# Tarefas
A: Liste todos os países mencionados pelo nome no texto sobre a RCEP.
B: Segundo o texto sobre a RCEP, em que ano Trump detonou a Parceria Trans-Pacífico?
C: No texto sobre a RCEP, reescreva o trecho que começa com as palavras que contêm "Ainda assim, as" e termina com "baratos e eficientes.", substituindo o nome "Nova Déli" por "Nova Delhi".

# Trecho
========
A RCEP marca o fracasso irremediável da Parceria Trans-Pacífico (PTP) da era Obama, que foi o “braço comercial da OTAN” em seu movimento de “pivô para a Ásia” sonhado pelo Departamento de Estado. Trump detonou a Parceria Trans-Pacífico em 2017. A PTP nada tinha a ver com “contrabalançar” a hegemonia comercial da China na Ásia: era uma espécie de passe livre para as 600 empresas multinacionais envolvidas no acordo. Japão e Malásia, especialmente, perceberam tudo desde o início.

A RCEP também marca inevitavelmente o irremediável fracasso da falácia do “desacoplamento”, assim como o de todas as tentativas de isolar a China de seus parceiros comerciais no Leste da Ásia. Todos esses players asiáticos irão agora privilegiar o comércio entre eles mesmos. Comércio com nações não asiáticas passará a ser em segundo plano. E toda economia parte da ANSEAN dará plena prioridade à China.

Ainda assim, as multinacionais norte-americanas não serão isoladas, dado que podem se beneficiar da RCEP mediante suas subsidiárias nas 15 nações-membro.

E quanto à Grande Eurásia?

Claro que não faltaria a proverbial confusão sobre a Índia. A versão oficial de Nova Déli diz que a parceria RCEP “afetaria a sobrevivência” de indianos vulneráveis. É a senha para uma invasão extra de produtos chineses baratos e eficientes.

A Índia foi parte nas negociações da RCEP desde o início. Afastar-se – com um “podemos voltar mais tarde” condicional – é mais um caso espetacular de facada nas próprias costas. Fato é que os fanáticos Hindutva por trás do “Modi-ismo” apostam no cavalo errado: na parceria “Quad” (Quadrilateral Security Dialogue, que reúne Austrália, Índia, Japão e EUA) promovida pelos EUA, como estratégia do Indo-Pacífico, que ainda visa a conter a China e, assim, impede que se criem laços comerciais mais próximos.

Nenhum “Made in India” compensará o equívoco geoeconômico e diplomático – o qual implica, crucialmente, que a Índia afaste-se do grupo das 10 nações da ANSEAN. A RCEP solidifica a China, não a Índia, como motor insuperável do crescimento do Leste da Ásia, em pleno processo de reposicionamento pós-Covid das cadeias de suprimento.
========
Registros de uma fonte de dados
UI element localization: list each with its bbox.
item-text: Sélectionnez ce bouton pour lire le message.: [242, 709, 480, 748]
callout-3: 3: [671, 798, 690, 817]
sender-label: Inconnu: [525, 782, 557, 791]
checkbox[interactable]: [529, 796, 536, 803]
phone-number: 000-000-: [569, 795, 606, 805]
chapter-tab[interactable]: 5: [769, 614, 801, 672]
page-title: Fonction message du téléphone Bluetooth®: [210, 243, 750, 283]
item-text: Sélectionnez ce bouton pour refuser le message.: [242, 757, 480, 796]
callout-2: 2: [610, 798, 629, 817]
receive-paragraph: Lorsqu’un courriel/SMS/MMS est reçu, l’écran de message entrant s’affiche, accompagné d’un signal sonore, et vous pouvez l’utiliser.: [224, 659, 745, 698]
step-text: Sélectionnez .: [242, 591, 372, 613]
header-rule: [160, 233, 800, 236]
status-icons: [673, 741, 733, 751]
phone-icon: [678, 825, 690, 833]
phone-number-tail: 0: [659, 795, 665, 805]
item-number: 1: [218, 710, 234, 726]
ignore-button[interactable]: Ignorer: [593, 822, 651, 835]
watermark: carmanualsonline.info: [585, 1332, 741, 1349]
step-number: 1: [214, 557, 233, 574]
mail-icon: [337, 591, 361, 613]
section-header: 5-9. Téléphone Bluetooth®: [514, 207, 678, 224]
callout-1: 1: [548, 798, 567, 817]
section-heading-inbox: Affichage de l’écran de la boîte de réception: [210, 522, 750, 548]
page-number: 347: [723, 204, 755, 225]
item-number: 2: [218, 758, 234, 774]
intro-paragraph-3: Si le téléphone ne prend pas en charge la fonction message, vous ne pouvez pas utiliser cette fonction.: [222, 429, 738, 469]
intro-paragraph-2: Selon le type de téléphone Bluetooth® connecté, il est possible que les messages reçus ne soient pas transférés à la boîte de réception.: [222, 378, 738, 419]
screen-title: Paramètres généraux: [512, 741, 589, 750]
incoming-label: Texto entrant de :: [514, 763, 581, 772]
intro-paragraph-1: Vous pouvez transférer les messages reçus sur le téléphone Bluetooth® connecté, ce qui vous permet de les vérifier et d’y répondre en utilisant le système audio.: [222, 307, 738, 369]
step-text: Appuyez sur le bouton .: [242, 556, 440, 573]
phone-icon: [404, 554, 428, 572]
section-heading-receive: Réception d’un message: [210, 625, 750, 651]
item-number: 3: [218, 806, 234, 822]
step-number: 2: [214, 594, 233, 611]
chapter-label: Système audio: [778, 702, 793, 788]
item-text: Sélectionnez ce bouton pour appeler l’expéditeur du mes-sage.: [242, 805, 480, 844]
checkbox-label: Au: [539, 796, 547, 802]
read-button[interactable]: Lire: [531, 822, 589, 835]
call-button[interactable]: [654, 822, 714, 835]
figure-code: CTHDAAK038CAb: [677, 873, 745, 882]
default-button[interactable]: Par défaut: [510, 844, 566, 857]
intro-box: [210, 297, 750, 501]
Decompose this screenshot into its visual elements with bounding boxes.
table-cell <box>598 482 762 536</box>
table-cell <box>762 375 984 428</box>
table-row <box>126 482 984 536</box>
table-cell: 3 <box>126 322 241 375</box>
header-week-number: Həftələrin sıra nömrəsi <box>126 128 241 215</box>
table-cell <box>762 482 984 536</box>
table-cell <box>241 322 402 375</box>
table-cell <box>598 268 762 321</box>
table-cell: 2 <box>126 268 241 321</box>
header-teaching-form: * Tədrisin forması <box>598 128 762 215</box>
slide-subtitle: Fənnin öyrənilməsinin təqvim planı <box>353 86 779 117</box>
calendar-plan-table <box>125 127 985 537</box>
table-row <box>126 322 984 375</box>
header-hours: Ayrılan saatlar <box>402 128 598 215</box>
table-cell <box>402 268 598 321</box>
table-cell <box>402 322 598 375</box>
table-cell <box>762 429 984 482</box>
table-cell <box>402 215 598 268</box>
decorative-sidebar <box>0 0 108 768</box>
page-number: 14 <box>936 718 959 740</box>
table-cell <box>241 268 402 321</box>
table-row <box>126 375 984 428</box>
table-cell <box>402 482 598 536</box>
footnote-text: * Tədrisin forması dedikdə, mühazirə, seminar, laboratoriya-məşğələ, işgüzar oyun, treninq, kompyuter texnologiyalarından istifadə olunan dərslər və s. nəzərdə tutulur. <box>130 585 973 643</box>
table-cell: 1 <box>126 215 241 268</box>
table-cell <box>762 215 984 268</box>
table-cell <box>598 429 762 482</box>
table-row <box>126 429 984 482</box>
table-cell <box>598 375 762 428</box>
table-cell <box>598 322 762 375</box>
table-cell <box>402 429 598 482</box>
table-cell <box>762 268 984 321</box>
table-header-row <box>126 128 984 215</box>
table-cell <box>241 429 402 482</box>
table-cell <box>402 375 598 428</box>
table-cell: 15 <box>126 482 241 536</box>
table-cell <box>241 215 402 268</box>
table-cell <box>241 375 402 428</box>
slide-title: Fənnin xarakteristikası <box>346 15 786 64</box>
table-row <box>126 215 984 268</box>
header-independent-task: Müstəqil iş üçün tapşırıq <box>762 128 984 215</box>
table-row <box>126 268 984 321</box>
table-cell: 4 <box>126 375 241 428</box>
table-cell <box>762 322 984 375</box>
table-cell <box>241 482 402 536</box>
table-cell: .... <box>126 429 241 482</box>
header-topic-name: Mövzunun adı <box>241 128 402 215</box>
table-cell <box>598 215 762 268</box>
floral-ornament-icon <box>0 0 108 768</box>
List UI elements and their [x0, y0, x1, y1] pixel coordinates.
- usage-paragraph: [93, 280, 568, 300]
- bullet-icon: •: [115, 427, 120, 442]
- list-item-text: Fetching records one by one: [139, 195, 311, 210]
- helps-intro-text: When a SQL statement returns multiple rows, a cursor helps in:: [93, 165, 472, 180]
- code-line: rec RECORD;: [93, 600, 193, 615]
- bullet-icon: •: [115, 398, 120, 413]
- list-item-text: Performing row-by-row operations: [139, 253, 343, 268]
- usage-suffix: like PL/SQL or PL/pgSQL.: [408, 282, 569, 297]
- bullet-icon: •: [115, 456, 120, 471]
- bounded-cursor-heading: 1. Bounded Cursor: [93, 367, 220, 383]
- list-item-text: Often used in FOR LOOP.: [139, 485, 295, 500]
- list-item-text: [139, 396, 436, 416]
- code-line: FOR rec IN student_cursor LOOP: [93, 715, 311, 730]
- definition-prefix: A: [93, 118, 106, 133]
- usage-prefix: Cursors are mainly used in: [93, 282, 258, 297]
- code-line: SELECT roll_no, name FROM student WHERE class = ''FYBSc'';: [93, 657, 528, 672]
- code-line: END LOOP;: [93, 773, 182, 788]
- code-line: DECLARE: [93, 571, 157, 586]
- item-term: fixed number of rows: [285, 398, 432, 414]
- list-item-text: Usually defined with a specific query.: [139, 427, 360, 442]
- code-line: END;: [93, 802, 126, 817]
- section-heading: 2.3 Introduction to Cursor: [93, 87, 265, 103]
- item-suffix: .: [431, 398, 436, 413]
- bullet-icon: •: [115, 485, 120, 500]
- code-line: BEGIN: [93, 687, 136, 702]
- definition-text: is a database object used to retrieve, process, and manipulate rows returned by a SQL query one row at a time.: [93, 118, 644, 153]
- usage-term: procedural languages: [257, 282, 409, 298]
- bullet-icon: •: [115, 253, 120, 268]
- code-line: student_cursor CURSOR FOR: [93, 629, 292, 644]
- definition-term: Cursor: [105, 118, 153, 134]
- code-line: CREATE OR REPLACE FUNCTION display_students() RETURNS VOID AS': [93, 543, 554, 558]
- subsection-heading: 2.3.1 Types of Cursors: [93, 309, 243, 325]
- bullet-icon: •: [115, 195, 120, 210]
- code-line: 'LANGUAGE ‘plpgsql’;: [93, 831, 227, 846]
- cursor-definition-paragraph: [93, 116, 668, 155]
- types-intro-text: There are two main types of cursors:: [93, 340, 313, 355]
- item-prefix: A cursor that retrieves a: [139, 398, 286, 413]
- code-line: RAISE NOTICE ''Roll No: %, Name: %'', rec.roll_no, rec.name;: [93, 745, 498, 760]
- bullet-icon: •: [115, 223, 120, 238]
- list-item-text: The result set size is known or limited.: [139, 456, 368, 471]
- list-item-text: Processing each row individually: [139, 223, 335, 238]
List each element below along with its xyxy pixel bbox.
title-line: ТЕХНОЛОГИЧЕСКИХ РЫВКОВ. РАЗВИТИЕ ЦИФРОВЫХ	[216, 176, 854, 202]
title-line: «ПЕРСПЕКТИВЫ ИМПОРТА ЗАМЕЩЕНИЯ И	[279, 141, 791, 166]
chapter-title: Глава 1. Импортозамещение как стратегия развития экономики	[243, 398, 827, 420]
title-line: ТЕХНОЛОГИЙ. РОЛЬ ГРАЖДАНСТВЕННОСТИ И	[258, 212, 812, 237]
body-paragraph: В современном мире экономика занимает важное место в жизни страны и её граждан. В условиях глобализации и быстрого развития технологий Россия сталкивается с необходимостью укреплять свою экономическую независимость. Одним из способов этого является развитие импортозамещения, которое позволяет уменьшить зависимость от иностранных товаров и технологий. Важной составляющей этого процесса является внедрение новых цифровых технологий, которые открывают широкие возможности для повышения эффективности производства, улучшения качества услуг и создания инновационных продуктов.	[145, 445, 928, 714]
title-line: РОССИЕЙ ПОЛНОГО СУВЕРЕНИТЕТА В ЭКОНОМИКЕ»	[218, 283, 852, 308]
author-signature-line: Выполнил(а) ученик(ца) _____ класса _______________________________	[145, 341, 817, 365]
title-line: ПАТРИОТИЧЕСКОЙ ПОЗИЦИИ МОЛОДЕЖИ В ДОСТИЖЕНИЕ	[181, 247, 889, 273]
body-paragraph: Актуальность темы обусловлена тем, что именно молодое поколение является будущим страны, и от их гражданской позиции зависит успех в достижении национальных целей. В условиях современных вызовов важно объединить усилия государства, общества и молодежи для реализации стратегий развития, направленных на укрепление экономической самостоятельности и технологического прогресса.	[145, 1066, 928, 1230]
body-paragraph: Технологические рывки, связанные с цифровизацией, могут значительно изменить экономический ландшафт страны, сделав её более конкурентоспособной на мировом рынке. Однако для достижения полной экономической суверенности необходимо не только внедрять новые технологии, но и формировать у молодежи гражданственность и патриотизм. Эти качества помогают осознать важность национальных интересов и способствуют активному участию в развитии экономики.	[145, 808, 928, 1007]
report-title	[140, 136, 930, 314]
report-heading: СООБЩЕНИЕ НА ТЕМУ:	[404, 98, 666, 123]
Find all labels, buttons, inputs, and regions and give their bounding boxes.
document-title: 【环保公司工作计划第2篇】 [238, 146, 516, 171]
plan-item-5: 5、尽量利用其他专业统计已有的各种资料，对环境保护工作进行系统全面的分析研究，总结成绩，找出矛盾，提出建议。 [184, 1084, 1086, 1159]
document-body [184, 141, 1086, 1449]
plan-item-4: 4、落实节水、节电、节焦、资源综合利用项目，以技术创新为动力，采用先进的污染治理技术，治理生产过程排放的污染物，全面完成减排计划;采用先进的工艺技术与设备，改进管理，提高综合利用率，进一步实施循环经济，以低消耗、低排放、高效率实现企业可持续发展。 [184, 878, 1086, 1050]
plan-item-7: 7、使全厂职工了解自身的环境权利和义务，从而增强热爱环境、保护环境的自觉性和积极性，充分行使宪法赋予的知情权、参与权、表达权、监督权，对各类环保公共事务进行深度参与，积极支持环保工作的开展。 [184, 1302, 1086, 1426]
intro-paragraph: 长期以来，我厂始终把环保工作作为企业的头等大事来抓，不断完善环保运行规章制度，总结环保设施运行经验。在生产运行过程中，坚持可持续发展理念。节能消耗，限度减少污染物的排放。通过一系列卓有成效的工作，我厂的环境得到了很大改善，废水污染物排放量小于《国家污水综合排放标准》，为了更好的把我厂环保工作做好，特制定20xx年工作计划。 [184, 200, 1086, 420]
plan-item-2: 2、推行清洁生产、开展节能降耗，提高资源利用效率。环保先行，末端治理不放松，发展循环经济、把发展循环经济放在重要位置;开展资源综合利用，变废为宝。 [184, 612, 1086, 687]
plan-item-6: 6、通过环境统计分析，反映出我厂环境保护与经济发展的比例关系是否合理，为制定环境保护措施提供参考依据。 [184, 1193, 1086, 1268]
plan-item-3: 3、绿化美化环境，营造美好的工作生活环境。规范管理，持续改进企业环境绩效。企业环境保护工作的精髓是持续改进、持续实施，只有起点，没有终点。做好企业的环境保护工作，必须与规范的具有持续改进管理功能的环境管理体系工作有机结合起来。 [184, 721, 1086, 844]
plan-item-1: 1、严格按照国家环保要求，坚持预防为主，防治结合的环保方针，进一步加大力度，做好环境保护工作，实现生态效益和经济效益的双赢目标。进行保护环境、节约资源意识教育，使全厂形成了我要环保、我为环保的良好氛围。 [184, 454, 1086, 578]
========
# Respostas escritas
A: Japão, Malásia, China, Índia, Austrália e EUA.

B: Em 2017.

C:
Ainda assim, as multinacionais norte-americanas não serão isoladas, dado que podem se beneficiar da RCEP mediante suas subsidiárias nas 15 nações-membro.

E quanto à Grande Eurásia?

Claro que não faltaria a proverbial confusão sobre a Índia. A versão oficial de Nova Delhi diz que a parceria RCEP “afetaria a sobrevivência” de indianos vulneráveis. É a senha para uma invasão extra de produtos chineses baratos e eficientes.